BEGIN PROVIDED PASSAGE

Byline: CHRISTIAN WIHTOL and GREG BOLT The Register-Guard

Within weeks of buying 1,100 acres of forest land south of Lane Community College in January, land speculator John Musumeci set to work trying to win over LCC executives on a series of land-swap and development proposals, public records show.

So far, though, LCC is keeping Musumeci at arm's length.

In letters and meetings from January through last Tuesday, Musumeci, the land-deal manager for Eugene-based Arlie & Co., has made a string of proposals to LCC. They center on LCC trading or selling to Arlie the wooded 100-acre stand known as the Jay Marston Forest. In return, Arlie would build a sewage treatment system that LCC could use, plus Arlie would provide LCC with land and a cash donation of $500,000 or $1 million, according to the letters and LCC internal memos that The Register-Guard obtained under the state's public records law.

During the recent months, the dialogue appears to have been convoluted. Musumeci's complicated proposals repeatedly changed shape, and LCC officials appeared fuzzy as to exactly what Musumeci was proposing and why.

In a letter this week to LCC, Musumeci wrote that there may have been "confusion and misunderstanding" and that his intentions all along simply have been to help financially strapped LCC. The proposals aren't connected to any development Arlie might pursue on its land, Musumeci wrote.

A deal with Musumeci could help Lane address what might be the worst budget crisis in college history, brought on by LCC's own efforts to keep up with demand for classes at a time of declining state support. LCC's board recently approved a steep tuition increase and voted to reduce or eliminate dozens of programs to close a $6.2 million gap in next year's budget.

In his initial contacts with LCC, which came before the college announced the depth of its budget problem, Musumeci's proposals were couched as business deals sweetened by an offered donation. According to the documents, a written offer presented to the college board during a March 18 nonpublic session involved Arlie buying the 100-acre forested parcel at appraised value, building a sewage system that Arlie would share with the college, a no-cost lease to the college of 20 acres of Arlie land adjacent to LCC and a $500,000 donation to the LCC Foundation.

All together, the deal would have been worth more than $2 million to the college.

END PROVIDED PASSAGE
BEGIN COLLECTED MATERIAL

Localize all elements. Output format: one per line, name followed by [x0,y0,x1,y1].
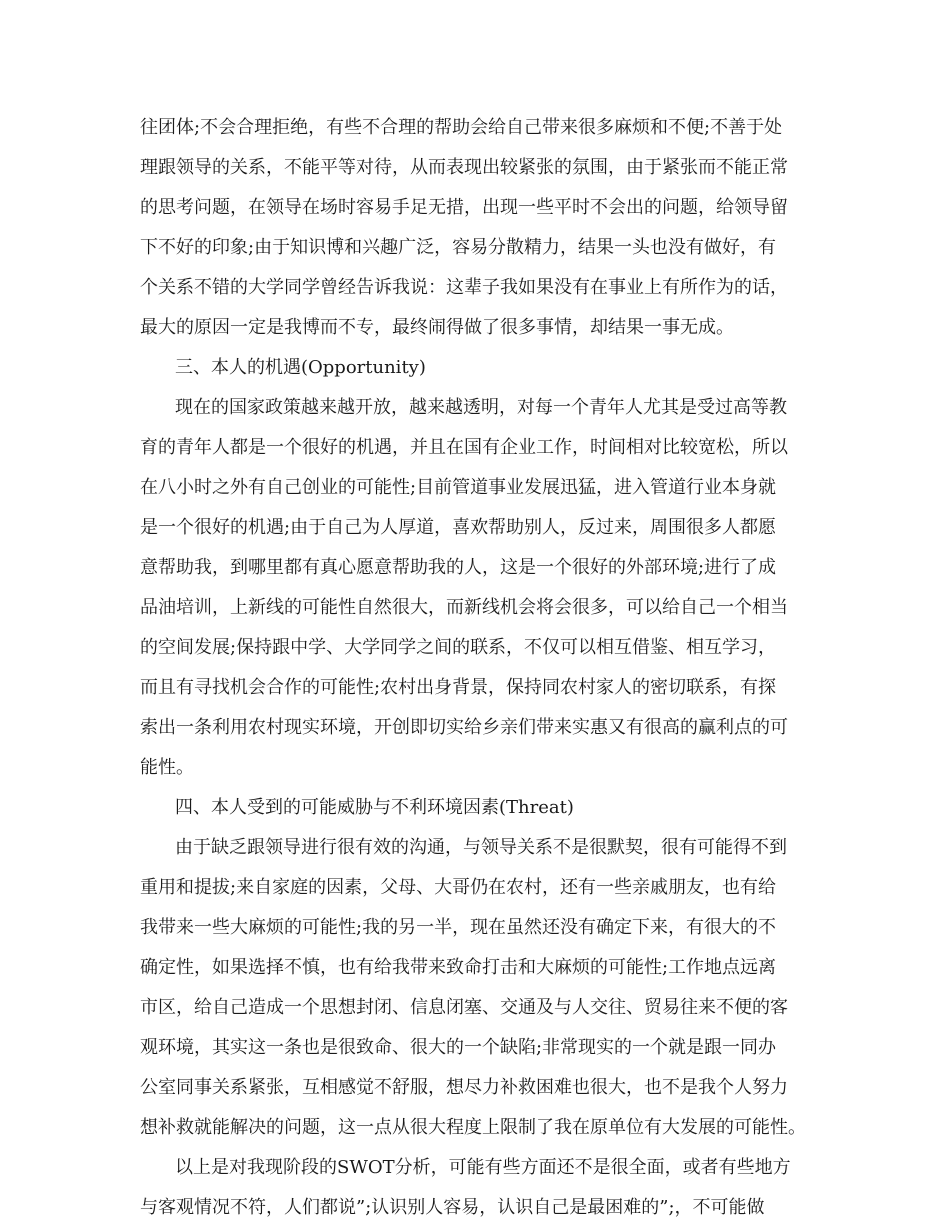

END COLLECTED MATERIAL

* **WHAT IS REQUIRED**:
Restate the news report on the LCC land proposals, starting with "In a letter" and going on through "land, Musumeci wrote.", and swap "financially strapped" for "cash-strapped".

* **REPLY TO THE TASK**:
In a letter this week to LCC, Musumeci wrote that there may have been "confusion and misunderstanding" and that his intentions all along simply have been to help cash-strapped LCC. The proposals aren't connected to any development Arlie might pursue on its land, Musumeci wrote.